[Start RECORDS TO PROCESS]
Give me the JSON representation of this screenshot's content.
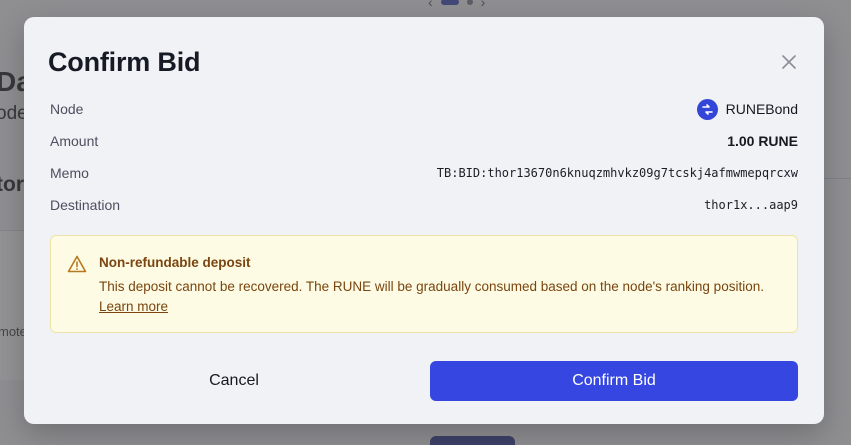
{
  "background": {
    "heading": "Da",
    "subheading": "ode",
    "section_heading": "tor",
    "snippet": "mote"
  },
  "modal": {
    "title": "Confirm Bid",
    "close_icon": "close-icon",
    "rows": [
      {
        "label": "Node",
        "value": "RUNEBond",
        "icon": "runebond-logo-icon"
      },
      {
        "label": "Amount",
        "value": "1.00 RUNE"
      },
      {
        "label": "Memo",
        "value": "TB:BID:thor13670n6knuqzmhvkz09g7tcskj4afmwmepqrcxw"
      },
      {
        "label": "Destination",
        "value": "thor1x...aap9"
      }
    ],
    "warning": {
      "icon": "warning-triangle-icon",
      "title": "Non-refundable deposit",
      "body": "This deposit cannot be recovered. The RUNE will be gradually consumed based on the node's ranking position.",
      "link": "Learn more"
    },
    "buttons": {
      "cancel": "Cancel",
      "confirm": "Confirm Bid"
    }
  },
  "colors": {
    "primary": "#3547e0",
    "warning_bg": "#fdfbe3",
    "warning_border": "#ede3a6",
    "warning_text": "#7a4510",
    "modal_bg": "#f1f2f5"
  }
}
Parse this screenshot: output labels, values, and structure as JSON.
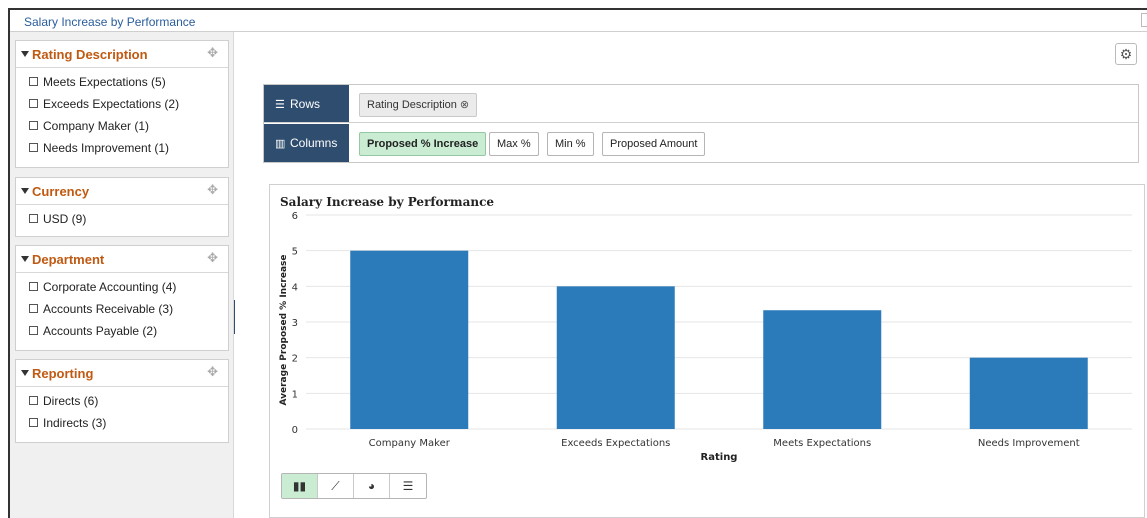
{
  "window": {
    "title": "Salary Increase by Performance"
  },
  "facets": [
    {
      "label": "Rating Description",
      "items": [
        {
          "label": "Meets Expectations (5)"
        },
        {
          "label": "Exceeds Expectations (2)"
        },
        {
          "label": "Company Maker (1)"
        },
        {
          "label": "Needs Improvement (1)"
        }
      ]
    },
    {
      "label": "Currency",
      "items": [
        {
          "label": "USD (9)"
        }
      ]
    },
    {
      "label": "Department",
      "items": [
        {
          "label": "Corporate Accounting (4)"
        },
        {
          "label": "Accounts Receivable (3)"
        },
        {
          "label": "Accounts Payable (2)"
        }
      ]
    },
    {
      "label": "Reporting",
      "items": [
        {
          "label": "Directs (6)"
        },
        {
          "label": "Indirects (3)"
        }
      ]
    }
  ],
  "pivot": {
    "rows_label": "Rows",
    "columns_label": "Columns",
    "row_fields": [
      "Rating Description"
    ],
    "column_fields": [
      "Proposed % Increase",
      "Max %",
      "Min %",
      "Proposed Amount"
    ],
    "active_column": "Proposed % Increase"
  },
  "icons": {
    "settings": "gear-icon",
    "rows": "list-icon",
    "columns": "columns-icon",
    "remove": "circle-x-icon",
    "move": "move-icon",
    "collapse": "pause-bars-icon"
  },
  "colors": {
    "bar": "#2b7bba",
    "facet_heading": "#c05a12",
    "pivot_label_bg": "#2f4d6e",
    "active_pill": "#c9ecd3",
    "title_link": "#2a5d9c"
  },
  "chart_types": [
    "bar",
    "line",
    "pie",
    "horizontal-bar"
  ],
  "active_chart_type": "bar",
  "chart_data": {
    "type": "bar",
    "title": "Salary Increase by Performance",
    "xlabel": "Rating",
    "ylabel": "Average Proposed % Increase",
    "categories": [
      "Company Maker",
      "Exceeds Expectations",
      "Meets Expectations",
      "Needs Improvement"
    ],
    "values": [
      5,
      4,
      3.33,
      2
    ],
    "ylim": [
      0,
      6
    ],
    "yticks": [
      0,
      1,
      2,
      3,
      4,
      5,
      6
    ],
    "grid": true,
    "legend": "none"
  }
}
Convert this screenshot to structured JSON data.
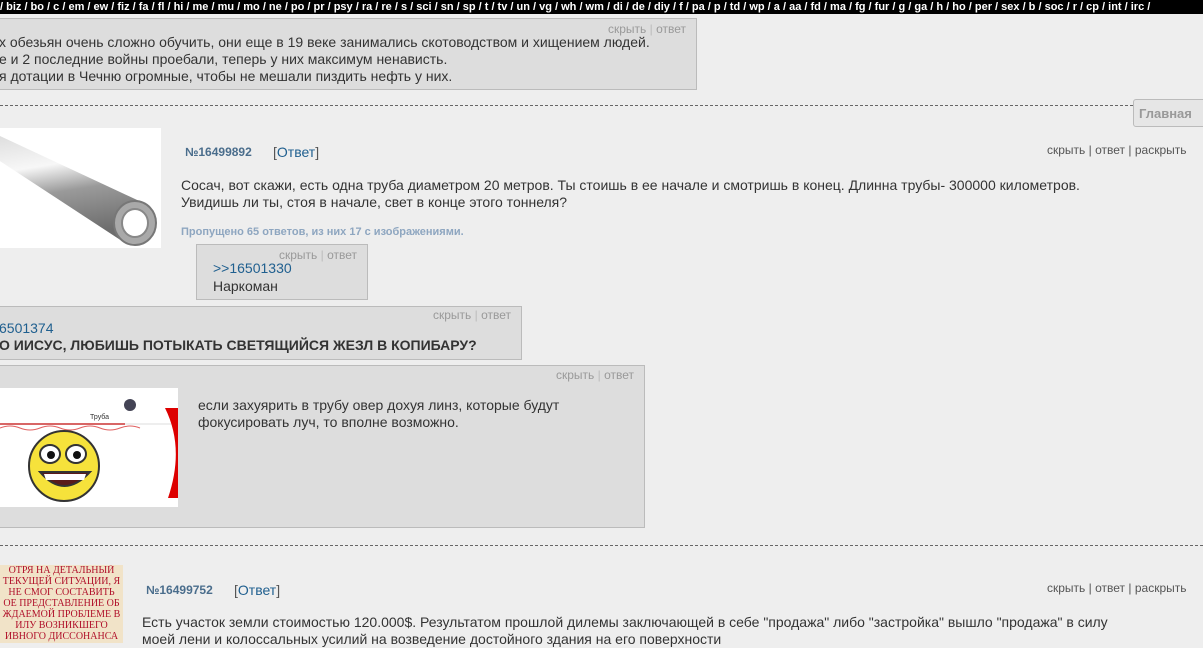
[End RECORDS TO PROCESS]
[GIVEN EXERCISE] Repeat all of the records verbatim, leaving out the pictures.

[ANSWER]
Give me the JSON representation of this screenshot's content.
{
  "background": {
    "heading": "Da",
    "subheading": "ode",
    "section_heading": "tor",
    "snippet": "mote"
  },
  "modal": {
    "title": "Confirm Bid",
    "close_icon": "close-icon",
    "rows": [
      {
        "label": "Node",
        "value": "RUNEBond",
        "icon": "runebond-logo-icon"
      },
      {
        "label": "Amount",
        "value": "1.00 RUNE"
      },
      {
        "label": "Memo",
        "value": "TB:BID:thor13670n6knuqzmhvkz09g7tcskj4afmwmepqrcxw"
      },
      {
        "label": "Destination",
        "value": "thor1x...aap9"
      }
    ],
    "warning": {
      "icon": "warning-triangle-icon",
      "title": "Non-refundable deposit",
      "body": "This deposit cannot be recovered. The RUNE will be gradually consumed based on the node's ranking position.",
      "link": "Learn more"
    },
    "buttons": {
      "cancel": "Cancel",
      "confirm": "Confirm Bid"
    }
  },
  "colors": {
    "primary": "#3547e0",
    "warning_bg": "#fdfbe3",
    "warning_border": "#ede3a6",
    "warning_text": "#7a4510",
    "modal_bg": "#f1f2f5"
  }
}
Parse this screenshot: output labels, values, and structure as JSON.
{
  "window": {
    "title": "Salary Increase by Performance"
  },
  "facets": [
    {
      "label": "Rating Description",
      "items": [
        {
          "label": "Meets Expectations (5)"
        },
        {
          "label": "Exceeds Expectations (2)"
        },
        {
          "label": "Company Maker (1)"
        },
        {
          "label": "Needs Improvement (1)"
        }
      ]
    },
    {
      "label": "Currency",
      "items": [
        {
          "label": "USD (9)"
        }
      ]
    },
    {
      "label": "Department",
      "items": [
        {
          "label": "Corporate Accounting (4)"
        },
        {
          "label": "Accounts Receivable (3)"
        },
        {
          "label": "Accounts Payable (2)"
        }
      ]
    },
    {
      "label": "Reporting",
      "items": [
        {
          "label": "Directs (6)"
        },
        {
          "label": "Indirects (3)"
        }
      ]
    }
  ],
  "pivot": {
    "rows_label": "Rows",
    "columns_label": "Columns",
    "row_fields": [
      "Rating Description"
    ],
    "column_fields": [
      "Proposed % Increase",
      "Max %",
      "Min %",
      "Proposed Amount"
    ],
    "active_column": "Proposed % Increase"
  },
  "icons": {
    "settings": "gear-icon",
    "rows": "list-icon",
    "columns": "columns-icon",
    "remove": "circle-x-icon",
    "move": "move-icon",
    "collapse": "pause-bars-icon"
  },
  "colors": {
    "bar": "#2b7bba",
    "facet_heading": "#c05a12",
    "pivot_label_bg": "#2f4d6e",
    "active_pill": "#c9ecd3",
    "title_link": "#2a5d9c"
  },
  "chart_types": [
    "bar",
    "line",
    "pie",
    "horizontal-bar"
  ],
  "active_chart_type": "bar",
  "chart_data": {
    "type": "bar",
    "title": "Salary Increase by Performance",
    "xlabel": "Rating",
    "ylabel": "Average Proposed % Increase",
    "categories": [
      "Company Maker",
      "Exceeds Expectations",
      "Meets Expectations",
      "Needs Improvement"
    ],
    "values": [
      5,
      4,
      3.33,
      2
    ],
    "ylim": [
      0,
      6
    ],
    "yticks": [
      0,
      1,
      2,
      3,
      4,
      5,
      6
    ],
    "grid": true,
    "legend": "none"
  }
}
Convert this screenshot to structured JSON data.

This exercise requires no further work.